◆ Given instruction ◆
Output all lines exactly, with nothing added or dropped.

* Start Working data *

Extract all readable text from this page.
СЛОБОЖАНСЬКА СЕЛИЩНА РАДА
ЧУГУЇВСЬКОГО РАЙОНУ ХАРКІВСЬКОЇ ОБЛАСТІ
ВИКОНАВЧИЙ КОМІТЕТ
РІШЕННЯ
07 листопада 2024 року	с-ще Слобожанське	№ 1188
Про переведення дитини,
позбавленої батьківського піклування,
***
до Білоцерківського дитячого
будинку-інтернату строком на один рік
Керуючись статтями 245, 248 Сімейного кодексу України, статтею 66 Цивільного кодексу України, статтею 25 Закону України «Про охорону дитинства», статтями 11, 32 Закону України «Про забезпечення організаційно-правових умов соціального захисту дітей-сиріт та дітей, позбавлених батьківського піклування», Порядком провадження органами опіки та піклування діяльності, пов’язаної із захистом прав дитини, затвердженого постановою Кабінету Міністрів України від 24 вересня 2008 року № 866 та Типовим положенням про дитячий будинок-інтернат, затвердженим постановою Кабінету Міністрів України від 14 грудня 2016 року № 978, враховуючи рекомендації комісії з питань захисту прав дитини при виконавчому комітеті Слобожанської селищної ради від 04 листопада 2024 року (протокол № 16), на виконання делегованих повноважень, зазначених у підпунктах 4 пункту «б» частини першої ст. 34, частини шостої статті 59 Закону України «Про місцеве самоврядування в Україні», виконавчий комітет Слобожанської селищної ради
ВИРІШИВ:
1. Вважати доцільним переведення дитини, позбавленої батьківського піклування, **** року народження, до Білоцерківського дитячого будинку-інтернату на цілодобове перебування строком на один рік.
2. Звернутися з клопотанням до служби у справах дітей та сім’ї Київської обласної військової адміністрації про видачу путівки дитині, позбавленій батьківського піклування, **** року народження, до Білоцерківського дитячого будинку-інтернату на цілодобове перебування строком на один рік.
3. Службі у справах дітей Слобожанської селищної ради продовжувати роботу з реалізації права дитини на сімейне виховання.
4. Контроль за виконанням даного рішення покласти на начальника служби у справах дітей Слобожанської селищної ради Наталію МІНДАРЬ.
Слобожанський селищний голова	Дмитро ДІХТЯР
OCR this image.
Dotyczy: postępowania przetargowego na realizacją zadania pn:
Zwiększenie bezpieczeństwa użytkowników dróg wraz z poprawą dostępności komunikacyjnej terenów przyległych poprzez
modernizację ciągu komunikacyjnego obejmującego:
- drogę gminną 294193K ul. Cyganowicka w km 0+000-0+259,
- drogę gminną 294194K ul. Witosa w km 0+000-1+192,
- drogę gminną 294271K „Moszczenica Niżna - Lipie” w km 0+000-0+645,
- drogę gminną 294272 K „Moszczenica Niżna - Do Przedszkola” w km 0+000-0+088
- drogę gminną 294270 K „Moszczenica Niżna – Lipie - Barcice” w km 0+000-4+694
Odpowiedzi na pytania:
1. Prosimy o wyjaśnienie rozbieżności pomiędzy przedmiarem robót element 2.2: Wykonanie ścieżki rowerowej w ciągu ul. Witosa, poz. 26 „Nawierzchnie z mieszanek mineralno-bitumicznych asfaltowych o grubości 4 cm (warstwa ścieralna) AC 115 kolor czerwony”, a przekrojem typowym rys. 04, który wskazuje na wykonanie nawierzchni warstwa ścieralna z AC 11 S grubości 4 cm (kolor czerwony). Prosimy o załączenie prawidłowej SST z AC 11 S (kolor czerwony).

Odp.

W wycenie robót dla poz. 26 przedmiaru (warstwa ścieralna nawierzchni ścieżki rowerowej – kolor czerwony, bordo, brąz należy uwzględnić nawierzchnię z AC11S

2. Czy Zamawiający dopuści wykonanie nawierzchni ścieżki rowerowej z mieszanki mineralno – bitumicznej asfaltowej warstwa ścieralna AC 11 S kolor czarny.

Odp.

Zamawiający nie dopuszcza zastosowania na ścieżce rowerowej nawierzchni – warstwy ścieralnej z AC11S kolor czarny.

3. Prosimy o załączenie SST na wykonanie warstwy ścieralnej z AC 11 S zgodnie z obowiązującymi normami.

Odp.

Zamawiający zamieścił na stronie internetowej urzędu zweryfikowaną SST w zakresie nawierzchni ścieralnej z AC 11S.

* End Working data *

◆ Task result ◆
Extract all readable text from this page.
СЛОБОЖАНСЬКА СЕЛИЩНА РАДА
ЧУГУЇВСЬКОГО РАЙОНУ ХАРКІВСЬКОЇ ОБЛАСТІ
ВИКОНАВЧИЙ КОМІТЕТ
РІШЕННЯ
07 листопада 2024 року	с-ще Слобожанське	№ 1188
Про переведення дитини,
позбавленої батьківського піклування,
***
до Білоцерківського дитячого
будинку-інтернату строком на один рік
Керуючись статтями 245, 248 Сімейного кодексу України, статтею 66 Цивільного кодексу України, статтею 25 Закону України «Про охорону дитинства», статтями 11, 32 Закону України «Про забезпечення організаційно-правових умов соціального захисту дітей-сиріт та дітей, позбавлених батьківського піклування», Порядком провадження органами опіки та піклування діяльності, пов’язаної із захистом прав дитини, затвердженого постановою Кабінету Міністрів України від 24 вересня 2008 року № 866 та Типовим положенням про дитячий будинок-інтернат, затвердженим постановою Кабінету Міністрів України від 14 грудня 2016 року № 978, враховуючи рекомендації комісії з питань захисту прав дитини при виконавчому комітеті Слобожанської селищної ради від 04 листопада 2024 року (протокол № 16), на виконання делегованих повноважень, зазначених у підпунктах 4 пункту «б» частини першої ст. 34, частини шостої статті 59 Закону України «Про місцеве самоврядування в Україні», виконавчий комітет Слобожанської селищної ради
ВИРІШИВ:
1. Вважати доцільним переведення дитини, позбавленої батьківського піклування, **** року народження, до Білоцерківського дитячого будинку-інтернату на цілодобове перебування строком на один рік.
2. Звернутися з клопотанням до служби у справах дітей та сім’ї Київської обласної військової адміністрації про видачу путівки дитині, позбавленій батьківського піклування, **** року народження, до Білоцерківського дитячого будинку-інтернату на цілодобове перебування строком на один рік.
3. Службі у справах дітей Слобожанської селищної ради продовжувати роботу з реалізації права дитини на сімейне виховання.
4. Контроль за виконанням даного рішення покласти на начальника служби у справах дітей Слобожанської селищної ради Наталію МІНДАРЬ.
Слобожанський селищний голова	Дмитро ДІХТЯР
OCR this image.
Dotyczy: postępowania przetargowego na realizacją zadania pn:
Zwiększenie bezpieczeństwa użytkowników dróg wraz z poprawą dostępności komunikacyjnej terenów przyległych poprzez
modernizację ciągu komunikacyjnego obejmującego:
- drogę gminną 294193K ul. Cyganowicka w km 0+000-0+259,
- drogę gminną 294194K ul. Witosa w km 0+000-1+192,
- drogę gminną 294271K „Moszczenica Niżna - Lipie” w km 0+000-0+645,
- drogę gminną 294272 K „Moszczenica Niżna - Do Przedszkola” w km 0+000-0+088
- drogę gminną 294270 K „Moszczenica Niżna – Lipie - Barcice” w km 0+000-4+694
Odpowiedzi na pytania:
1. Prosimy o wyjaśnienie rozbieżności pomiędzy przedmiarem robót element 2.2: Wykonanie ścieżki rowerowej w ciągu ul. Witosa, poz. 26 „Nawierzchnie z mieszanek mineralno-bitumicznych asfaltowych o grubości 4 cm (warstwa ścieralna) AC 115 kolor czerwony”, a przekrojem typowym rys. 04, który wskazuje na wykonanie nawierzchni warstwa ścieralna z AC 11 S grubości 4 cm (kolor czerwony). Prosimy o załączenie prawidłowej SST z AC 11 S (kolor czerwony).

Odp.

W wycenie robót dla poz. 26 przedmiaru (warstwa ścieralna nawierzchni ścieżki rowerowej – kolor czerwony, bordo, brąz należy uwzględnić nawierzchnię z AC11S

2. Czy Zamawiający dopuści wykonanie nawierzchni ścieżki rowerowej z mieszanki mineralno – bitumicznej asfaltowej warstwa ścieralna AC 11 S kolor czarny.

Odp.

Zamawiający nie dopuszcza zastosowania na ścieżce rowerowej nawierzchni – warstwy ścieralnej z AC11S kolor czarny.

3. Prosimy o załączenie SST na wykonanie warstwy ścieralnej z AC 11 S zgodnie z obowiązującymi normami.

Odp.

Zamawiający zamieścił na stronie internetowej urzędu zweryfikowaną SST w zakresie nawierzchni ścieralnej z AC 11S.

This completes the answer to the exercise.